From the records below, give the number of lines that contain the string "Johannes", without any other text.

(Dataset records)
* BEGIN *

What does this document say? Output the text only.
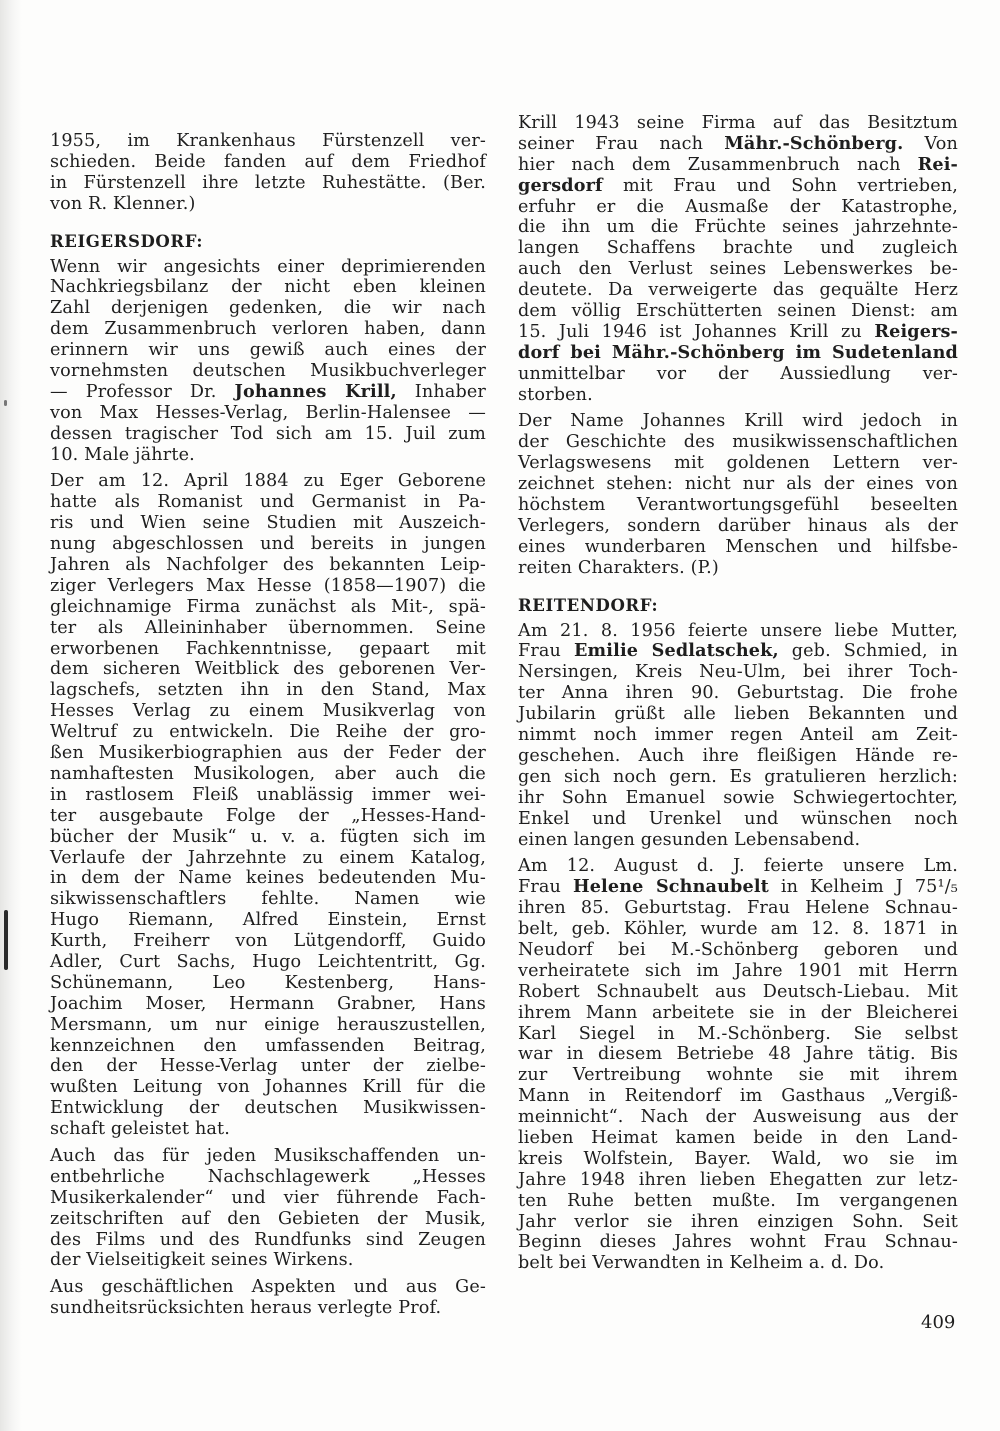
1955, im Krankenhaus Fürstenzell ver-
schieden. Beide fanden auf dem Friedhof
in Fürstenzell ihre letzte Ruhestätte. (Ber.
von R. Klenner.)
REIGERSDORF:
Wenn wir angesichts einer deprimierenden
Nachkriegsbilanz der nicht eben kleinen
Zahl derjenigen gedenken, die wir nach
dem Zusammenbruch verloren haben, dann
erinnern wir uns gewiß auch eines der
vornehmsten deutschen Musikbuchverleger
— Professor Dr. Johannes Krill, Inhaber
von Max Hesses-Verlag, Berlin-Halensee —
dessen tragischer Tod sich am 15. Juil zum
10. Male jährte.
Der am 12. April 1884 zu Eger Geborene
hatte als Romanist und Germanist in Pa-
ris und Wien seine Studien mit Auszeich-
nung abgeschlossen und bereits in jungen
Jahren als Nachfolger des bekannten Leip-
ziger Verlegers Max Hesse (1858—1907) die
gleichnamige Firma zunächst als Mit-, spä-
ter als Alleininhaber übernommen. Seine
erworbenen Fachkenntnisse, gepaart mit
dem sicheren Weitblick des geborenen Ver-
lagschefs, setzten ihn in den Stand, Max
Hesses Verlag zu einem Musikverlag von
Weltruf zu entwickeln. Die Reihe der gro-
ßen Musikerbiographien aus der Feder der
namhaftesten Musikologen, aber auch die
in rastlosem Fleiß unablässig immer wei-
ter ausgebaute Folge der „Hesses-Hand-
bücher der Musik“ u. v. a. fügten sich im
Verlaufe der Jahrzehnte zu einem Katalog,
in dem der Name keines bedeutenden Mu-
sikwissenschaftlers fehlte. Namen wie
Hugo Riemann, Alfred Einstein, Ernst
Kurth, Freiherr von Lütgendorff, Guido
Adler, Curt Sachs, Hugo Leichtentritt, Gg.
Schünemann, Leo Kestenberg, Hans-
Joachim Moser, Hermann Grabner, Hans
Mersmann, um nur einige herauszustellen,
kennzeichnen den umfassenden Beitrag,
den der Hesse-Verlag unter der zielbe-
wußten Leitung von Johannes Krill für die
Entwicklung der deutschen Musikwissen-
schaft geleistet hat.
Auch das für jeden Musikschaffenden un-
entbehrliche Nachschlagewerk „Hesses
Musikerkalender“ und vier führende Fach-
zeitschriften auf den Gebieten der Musik,
des Films und des Rundfunks sind Zeugen
der Vielseitigkeit seines Wirkens.
Aus geschäftlichen Aspekten und aus Ge-
sundheitsrücksichten heraus verlegte Prof.
Krill 1943 seine Firma auf das Besitztum
seiner Frau nach Mähr.-Schönberg. Von
hier nach dem Zusammenbruch nach Rei-
gersdorf mit Frau und Sohn vertrieben,
erfuhr er die Ausmaße der Katastrophe,
die ihn um die Früchte seines jahrzehnte-
langen Schaffens brachte und zugleich
auch den Verlust seines Lebenswerkes be-
deutete. Da verweigerte das gequälte Herz
dem völlig Erschütterten seinen Dienst: am
15. Juli 1946 ist Johannes Krill zu Reigers-
dorf bei Mähr.-Schönberg im Sudetenland
unmittelbar vor der Aussiedlung ver-
storben.
Der Name Johannes Krill wird jedoch in
der Geschichte des musikwissenschaftlichen
Verlagswesens mit goldenen Lettern ver-
zeichnet stehen: nicht nur als der eines von
höchstem Verantwortungsgefühl beseelten
Verlegers, sondern darüber hinaus als der
eines wunderbaren Menschen und hilfsbe-
reiten Charakters. (P.)
REITENDORF:
Am 21. 8. 1956 feierte unsere liebe Mutter,
Frau Emilie Sedlatschek, geb. Schmied, in
Nersingen, Kreis Neu-Ulm, bei ihrer Toch-
ter Anna ihren 90. Geburtstag. Die frohe
Jubilarin grüßt alle lieben Bekannten und
nimmt noch immer regen Anteil am Zeit-
geschehen. Auch ihre fleißigen Hände re-
gen sich noch gern. Es gratulieren herzlich:
ihr Sohn Emanuel sowie Schwiegertochter,
Enkel und Urenkel und wünschen noch
einen langen gesunden Lebensabend.
Am 12. August d. J. feierte unsere Lm.
Frau Helene Schnaubelt in Kelheim J 75¹/₅
ihren 85. Geburtstag. Frau Helene Schnau-
belt, geb. Köhler, wurde am 12. 8. 1871 in
Neudorf bei M.-Schönberg geboren und
verheiratete sich im Jahre 1901 mit Herrn
Robert Schnaubelt aus Deutsch-Liebau. Mit
ihrem Mann arbeitete sie in der Bleicherei
Karl Siegel in M.-Schönberg. Sie selbst
war in diesem Betriebe 48 Jahre tätig. Bis
zur Vertreibung wohnte sie mit ihrem
Mann in Reitendorf im Gasthaus „Vergiß-
meinnicht“. Nach der Ausweisung aus der
lieben Heimat kamen beide in den Land-
kreis Wolfstein, Bayer. Wald, wo sie im
Jahre 1948 ihren lieben Ehegatten zur letz-
ten Ruhe betten mußte. Im vergangenen
Jahr verlor sie ihren einzigen Sohn. Seit
Beginn dieses Jahres wohnt Frau Schnau-
belt bei Verwandten in Kelheim a. d. Do.
409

* END *

## RESULT
4